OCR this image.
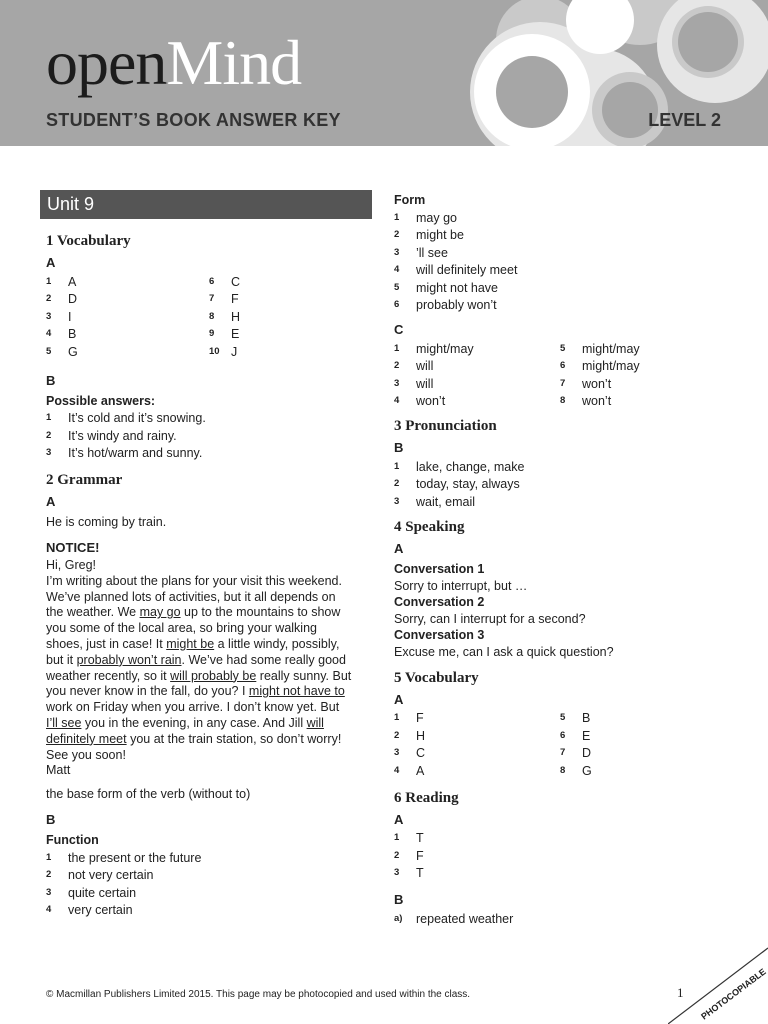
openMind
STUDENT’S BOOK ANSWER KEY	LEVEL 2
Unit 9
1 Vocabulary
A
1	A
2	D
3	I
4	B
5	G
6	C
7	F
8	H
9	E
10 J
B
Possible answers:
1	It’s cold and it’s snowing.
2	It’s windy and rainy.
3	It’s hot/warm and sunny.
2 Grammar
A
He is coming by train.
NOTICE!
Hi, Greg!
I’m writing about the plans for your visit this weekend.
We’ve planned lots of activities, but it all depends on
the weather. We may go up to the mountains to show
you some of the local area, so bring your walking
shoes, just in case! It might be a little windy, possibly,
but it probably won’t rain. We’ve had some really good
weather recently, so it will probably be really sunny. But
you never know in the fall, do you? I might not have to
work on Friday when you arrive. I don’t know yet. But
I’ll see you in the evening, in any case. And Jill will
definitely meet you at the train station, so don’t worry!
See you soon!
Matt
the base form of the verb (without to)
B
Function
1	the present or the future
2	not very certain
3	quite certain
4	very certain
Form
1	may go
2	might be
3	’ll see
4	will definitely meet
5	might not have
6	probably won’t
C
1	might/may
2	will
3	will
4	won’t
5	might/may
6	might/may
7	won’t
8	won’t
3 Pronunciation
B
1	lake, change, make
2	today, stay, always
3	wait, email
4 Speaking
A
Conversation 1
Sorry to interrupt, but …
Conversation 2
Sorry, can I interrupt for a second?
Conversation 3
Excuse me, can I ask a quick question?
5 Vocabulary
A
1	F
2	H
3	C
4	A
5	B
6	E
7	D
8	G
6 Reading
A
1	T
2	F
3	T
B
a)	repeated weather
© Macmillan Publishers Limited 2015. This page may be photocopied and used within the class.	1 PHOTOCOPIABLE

Aim - Return all the entries word for word, but omit any pictures they contain.

Exercise result -
OCR this image.
openMind
STUDENT’S BOOK ANSWER KEY	LEVEL 2
Unit 9
1 Vocabulary
A
1	A
2	D
3	I
4	B
5	G
6	C
7	F
8	H
9	E
10 J
B
Possible answers:
1	It’s cold and it’s snowing.
2	It’s windy and rainy.
3	It’s hot/warm and sunny.
2 Grammar
A
He is coming by train.
NOTICE!
Hi, Greg!
I’m writing about the plans for your visit this weekend.
We’ve planned lots of activities, but it all depends on
the weather. We may go up to the mountains to show
you some of the local area, so bring your walking
shoes, just in case! It might be a little windy, possibly,
but it probably won’t rain. We’ve had some really good
weather recently, so it will probably be really sunny. But
you never know in the fall, do you? I might not have to
work on Friday when you arrive. I don’t know yet. But
I’ll see you in the evening, in any case. And Jill will
definitely meet you at the train station, so don’t worry!
See you soon!
Matt
the base form of the verb (without to)
B
Function
1	the present or the future
2	not very certain
3	quite certain
4	very certain
Form
1	may go
2	might be
3	’ll see
4	will definitely meet
5	might not have
6	probably won’t
C
1	might/may
2	will
3	will
4	won’t
5	might/may
6	might/may
7	won’t
8	won’t
3 Pronunciation
B
1	lake, change, make
2	today, stay, always
3	wait, email
4 Speaking
A
Conversation 1
Sorry to interrupt, but …
Conversation 2
Sorry, can I interrupt for a second?
Conversation 3
Excuse me, can I ask a quick question?
5 Vocabulary
A
1	F
2	H
3	C
4	A
5	B
6	E
7	D
8	G
6 Reading
A
1	T
2	F
3	T
B
a)	repeated weather
© Macmillan Publishers Limited 2015. This page may be photocopied and used within the class.	1 PHOTOCOPIABLE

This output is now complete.